> [Task statement]
Only a number is wanted: how many lines in the listing contain the word "Management"?

> [Information supplied]
***
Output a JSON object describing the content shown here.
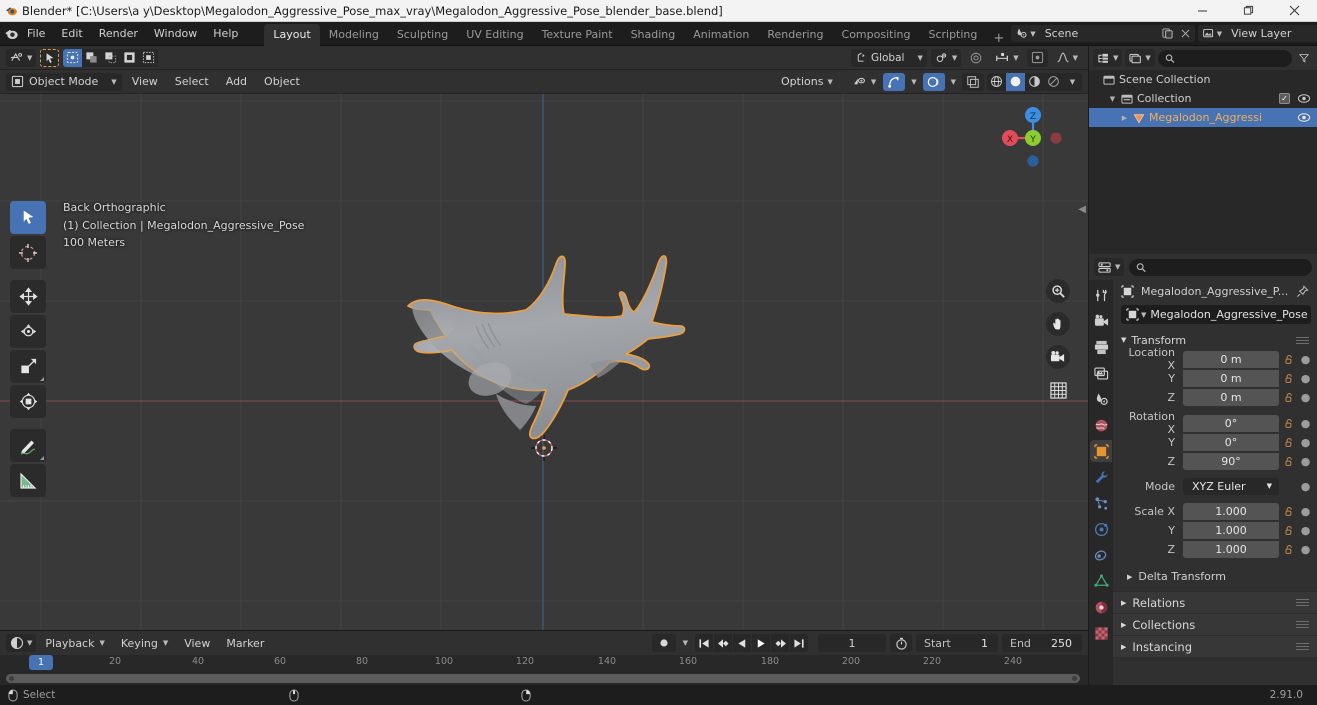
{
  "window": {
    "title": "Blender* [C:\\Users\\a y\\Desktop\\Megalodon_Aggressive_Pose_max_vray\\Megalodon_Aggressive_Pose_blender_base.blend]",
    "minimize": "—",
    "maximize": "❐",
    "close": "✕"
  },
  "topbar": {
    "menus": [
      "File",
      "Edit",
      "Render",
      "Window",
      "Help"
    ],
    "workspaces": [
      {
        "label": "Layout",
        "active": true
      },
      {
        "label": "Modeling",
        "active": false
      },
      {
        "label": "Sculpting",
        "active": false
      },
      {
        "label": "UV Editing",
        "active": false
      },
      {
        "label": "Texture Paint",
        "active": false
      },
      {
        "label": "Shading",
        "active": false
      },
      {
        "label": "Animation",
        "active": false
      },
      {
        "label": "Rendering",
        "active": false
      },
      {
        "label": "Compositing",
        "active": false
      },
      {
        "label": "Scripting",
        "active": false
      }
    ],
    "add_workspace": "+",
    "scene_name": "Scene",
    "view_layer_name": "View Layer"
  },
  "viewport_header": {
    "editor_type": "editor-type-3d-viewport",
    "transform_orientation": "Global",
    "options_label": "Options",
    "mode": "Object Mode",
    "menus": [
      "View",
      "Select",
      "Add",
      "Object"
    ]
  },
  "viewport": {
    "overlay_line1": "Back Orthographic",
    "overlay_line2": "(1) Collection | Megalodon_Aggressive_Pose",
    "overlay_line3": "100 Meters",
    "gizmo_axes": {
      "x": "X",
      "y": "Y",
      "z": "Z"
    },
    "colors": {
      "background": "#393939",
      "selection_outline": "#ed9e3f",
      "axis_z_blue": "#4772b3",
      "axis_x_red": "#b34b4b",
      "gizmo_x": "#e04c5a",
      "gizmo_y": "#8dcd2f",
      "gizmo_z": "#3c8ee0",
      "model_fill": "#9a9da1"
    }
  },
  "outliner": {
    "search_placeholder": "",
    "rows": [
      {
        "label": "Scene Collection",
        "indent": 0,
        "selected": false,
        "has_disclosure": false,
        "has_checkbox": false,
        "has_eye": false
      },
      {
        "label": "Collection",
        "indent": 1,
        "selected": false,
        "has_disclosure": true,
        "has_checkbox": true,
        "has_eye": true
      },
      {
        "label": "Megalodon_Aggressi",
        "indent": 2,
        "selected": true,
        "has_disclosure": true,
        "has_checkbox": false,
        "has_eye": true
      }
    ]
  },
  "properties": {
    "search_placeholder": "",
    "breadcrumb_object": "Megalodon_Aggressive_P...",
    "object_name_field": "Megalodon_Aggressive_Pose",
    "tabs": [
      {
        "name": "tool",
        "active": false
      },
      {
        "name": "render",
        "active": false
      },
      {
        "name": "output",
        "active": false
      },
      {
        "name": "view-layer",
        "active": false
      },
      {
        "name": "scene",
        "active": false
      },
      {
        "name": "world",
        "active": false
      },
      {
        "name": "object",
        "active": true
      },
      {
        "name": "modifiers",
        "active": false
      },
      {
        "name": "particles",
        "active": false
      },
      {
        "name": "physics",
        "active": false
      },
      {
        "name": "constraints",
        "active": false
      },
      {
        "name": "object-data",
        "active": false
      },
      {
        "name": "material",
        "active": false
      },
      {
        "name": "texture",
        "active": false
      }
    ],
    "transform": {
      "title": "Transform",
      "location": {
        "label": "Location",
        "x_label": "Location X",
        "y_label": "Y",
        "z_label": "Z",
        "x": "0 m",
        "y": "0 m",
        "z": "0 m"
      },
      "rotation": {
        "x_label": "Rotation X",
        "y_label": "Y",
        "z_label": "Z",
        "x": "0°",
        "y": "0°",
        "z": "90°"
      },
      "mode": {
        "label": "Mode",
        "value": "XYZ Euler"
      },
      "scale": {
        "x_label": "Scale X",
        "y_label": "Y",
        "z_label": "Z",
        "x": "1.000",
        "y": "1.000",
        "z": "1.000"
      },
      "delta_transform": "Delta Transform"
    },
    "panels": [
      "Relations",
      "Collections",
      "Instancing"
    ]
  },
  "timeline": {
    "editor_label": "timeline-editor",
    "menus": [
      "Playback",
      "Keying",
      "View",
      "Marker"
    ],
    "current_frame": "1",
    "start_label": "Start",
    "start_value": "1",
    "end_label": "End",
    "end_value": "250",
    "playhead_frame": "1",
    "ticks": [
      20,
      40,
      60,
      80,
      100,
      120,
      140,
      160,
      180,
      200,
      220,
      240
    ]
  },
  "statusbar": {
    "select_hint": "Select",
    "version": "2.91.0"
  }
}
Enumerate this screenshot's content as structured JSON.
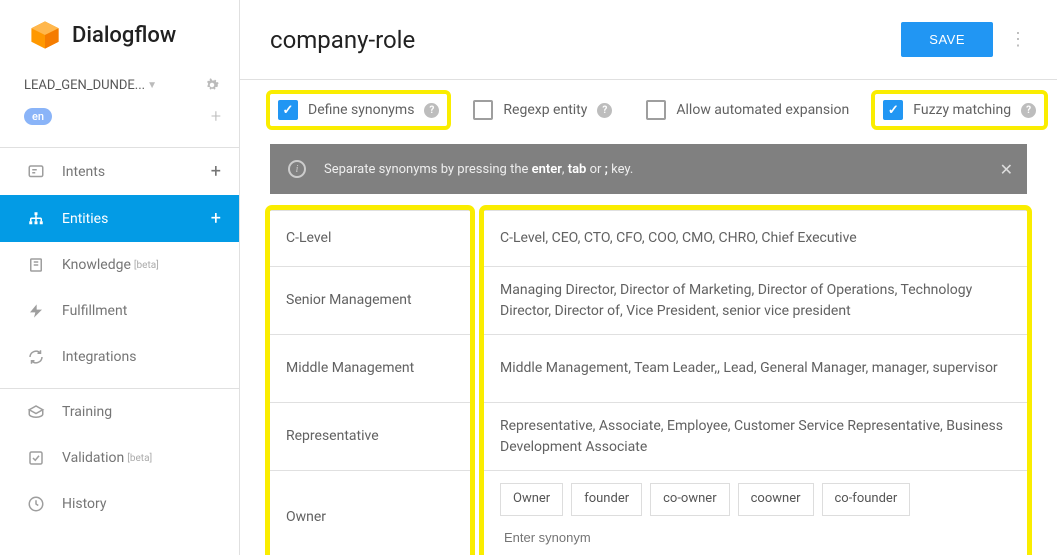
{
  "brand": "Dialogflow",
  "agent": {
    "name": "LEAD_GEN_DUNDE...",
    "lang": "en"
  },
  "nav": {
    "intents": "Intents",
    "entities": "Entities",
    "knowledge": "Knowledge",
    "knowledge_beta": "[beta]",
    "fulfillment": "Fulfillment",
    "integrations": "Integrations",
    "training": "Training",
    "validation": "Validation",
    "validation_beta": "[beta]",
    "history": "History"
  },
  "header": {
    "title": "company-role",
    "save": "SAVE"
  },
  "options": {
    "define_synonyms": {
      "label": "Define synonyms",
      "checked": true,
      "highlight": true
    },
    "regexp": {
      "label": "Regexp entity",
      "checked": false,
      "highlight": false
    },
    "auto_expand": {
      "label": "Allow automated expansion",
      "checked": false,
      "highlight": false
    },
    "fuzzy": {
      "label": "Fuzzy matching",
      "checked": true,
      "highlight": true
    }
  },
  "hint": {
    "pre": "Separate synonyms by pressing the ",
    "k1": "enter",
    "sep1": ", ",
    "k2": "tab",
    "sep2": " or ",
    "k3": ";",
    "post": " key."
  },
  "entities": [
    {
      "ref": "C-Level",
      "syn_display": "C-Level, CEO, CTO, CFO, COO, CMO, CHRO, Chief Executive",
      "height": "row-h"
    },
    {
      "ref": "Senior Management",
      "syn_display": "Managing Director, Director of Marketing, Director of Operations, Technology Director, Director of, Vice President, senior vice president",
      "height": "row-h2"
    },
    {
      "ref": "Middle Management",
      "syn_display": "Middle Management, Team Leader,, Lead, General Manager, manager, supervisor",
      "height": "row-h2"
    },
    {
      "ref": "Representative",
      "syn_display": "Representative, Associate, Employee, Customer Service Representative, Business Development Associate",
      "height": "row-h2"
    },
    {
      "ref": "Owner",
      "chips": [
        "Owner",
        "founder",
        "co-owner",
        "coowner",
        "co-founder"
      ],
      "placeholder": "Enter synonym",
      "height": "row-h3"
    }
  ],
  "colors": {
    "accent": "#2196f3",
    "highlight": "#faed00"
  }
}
***
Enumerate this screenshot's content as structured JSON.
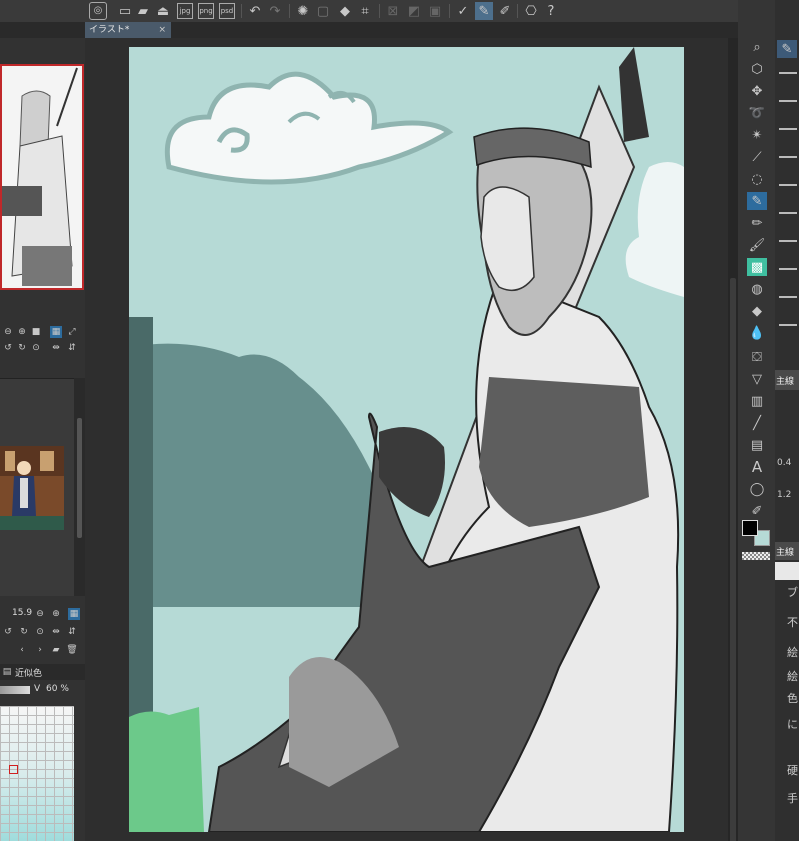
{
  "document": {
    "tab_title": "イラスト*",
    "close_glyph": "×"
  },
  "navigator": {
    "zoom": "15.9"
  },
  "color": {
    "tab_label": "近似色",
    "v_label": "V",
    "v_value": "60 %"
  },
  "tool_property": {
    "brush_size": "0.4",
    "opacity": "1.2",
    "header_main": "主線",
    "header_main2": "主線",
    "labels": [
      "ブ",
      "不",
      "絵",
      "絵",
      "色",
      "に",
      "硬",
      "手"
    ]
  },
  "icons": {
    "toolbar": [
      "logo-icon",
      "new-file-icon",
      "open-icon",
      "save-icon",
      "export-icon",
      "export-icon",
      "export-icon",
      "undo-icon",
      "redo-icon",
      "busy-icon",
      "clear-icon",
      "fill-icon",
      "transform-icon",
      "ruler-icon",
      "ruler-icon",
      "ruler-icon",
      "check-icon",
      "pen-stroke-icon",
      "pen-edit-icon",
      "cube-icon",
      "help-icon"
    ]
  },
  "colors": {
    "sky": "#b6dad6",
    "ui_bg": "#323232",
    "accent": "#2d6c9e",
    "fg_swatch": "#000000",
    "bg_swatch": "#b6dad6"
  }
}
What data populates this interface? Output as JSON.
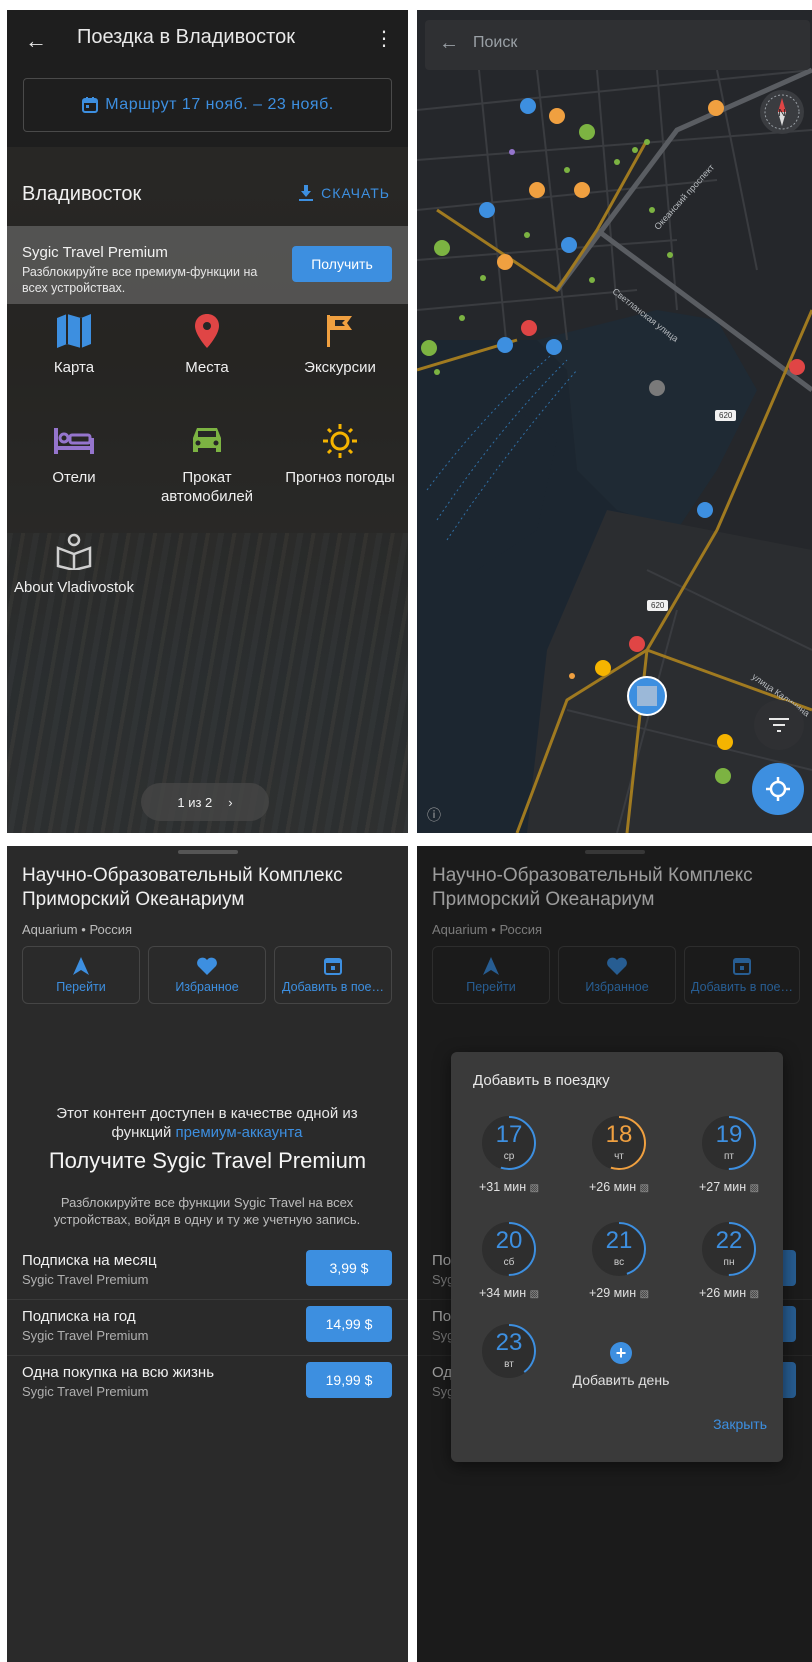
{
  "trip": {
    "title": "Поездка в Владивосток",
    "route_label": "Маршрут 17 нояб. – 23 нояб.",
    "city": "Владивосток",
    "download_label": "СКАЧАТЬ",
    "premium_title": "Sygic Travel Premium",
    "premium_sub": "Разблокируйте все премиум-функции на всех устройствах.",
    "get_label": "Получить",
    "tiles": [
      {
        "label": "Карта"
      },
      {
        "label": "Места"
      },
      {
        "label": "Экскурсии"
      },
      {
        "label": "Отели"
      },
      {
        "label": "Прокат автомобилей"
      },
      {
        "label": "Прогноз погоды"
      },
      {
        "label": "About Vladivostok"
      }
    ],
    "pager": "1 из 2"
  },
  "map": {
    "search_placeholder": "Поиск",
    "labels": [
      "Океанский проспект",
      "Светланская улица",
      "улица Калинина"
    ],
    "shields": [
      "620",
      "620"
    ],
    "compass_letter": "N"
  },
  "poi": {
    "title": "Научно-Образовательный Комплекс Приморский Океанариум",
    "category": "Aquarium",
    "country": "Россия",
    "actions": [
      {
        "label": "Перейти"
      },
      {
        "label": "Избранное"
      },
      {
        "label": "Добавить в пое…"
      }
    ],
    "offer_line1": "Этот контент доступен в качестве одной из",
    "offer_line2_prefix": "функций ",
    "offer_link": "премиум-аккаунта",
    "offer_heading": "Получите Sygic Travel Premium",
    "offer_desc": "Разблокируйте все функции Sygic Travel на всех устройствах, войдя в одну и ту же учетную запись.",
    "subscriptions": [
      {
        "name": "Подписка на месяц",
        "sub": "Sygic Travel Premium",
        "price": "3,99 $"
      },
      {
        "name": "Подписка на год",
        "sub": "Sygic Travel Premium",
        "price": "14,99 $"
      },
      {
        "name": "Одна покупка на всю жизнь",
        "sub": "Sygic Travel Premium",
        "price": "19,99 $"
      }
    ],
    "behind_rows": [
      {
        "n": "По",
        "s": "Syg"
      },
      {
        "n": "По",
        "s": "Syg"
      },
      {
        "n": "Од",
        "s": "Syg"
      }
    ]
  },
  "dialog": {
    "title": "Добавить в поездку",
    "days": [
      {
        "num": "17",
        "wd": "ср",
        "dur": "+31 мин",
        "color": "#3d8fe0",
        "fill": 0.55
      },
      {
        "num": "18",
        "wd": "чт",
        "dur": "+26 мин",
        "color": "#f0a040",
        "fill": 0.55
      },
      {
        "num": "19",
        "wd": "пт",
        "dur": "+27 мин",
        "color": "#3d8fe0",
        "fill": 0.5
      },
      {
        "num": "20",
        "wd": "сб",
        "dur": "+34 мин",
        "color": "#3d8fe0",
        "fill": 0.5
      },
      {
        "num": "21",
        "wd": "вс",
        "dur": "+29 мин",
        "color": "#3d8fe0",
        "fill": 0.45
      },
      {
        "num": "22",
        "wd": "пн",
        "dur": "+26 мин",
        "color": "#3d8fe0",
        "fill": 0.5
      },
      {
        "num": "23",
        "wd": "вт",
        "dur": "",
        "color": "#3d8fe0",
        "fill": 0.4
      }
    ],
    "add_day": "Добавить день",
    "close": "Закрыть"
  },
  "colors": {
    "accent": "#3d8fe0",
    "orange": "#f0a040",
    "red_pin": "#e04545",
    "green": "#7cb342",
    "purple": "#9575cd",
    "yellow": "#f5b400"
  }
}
***
> [Task solution]
3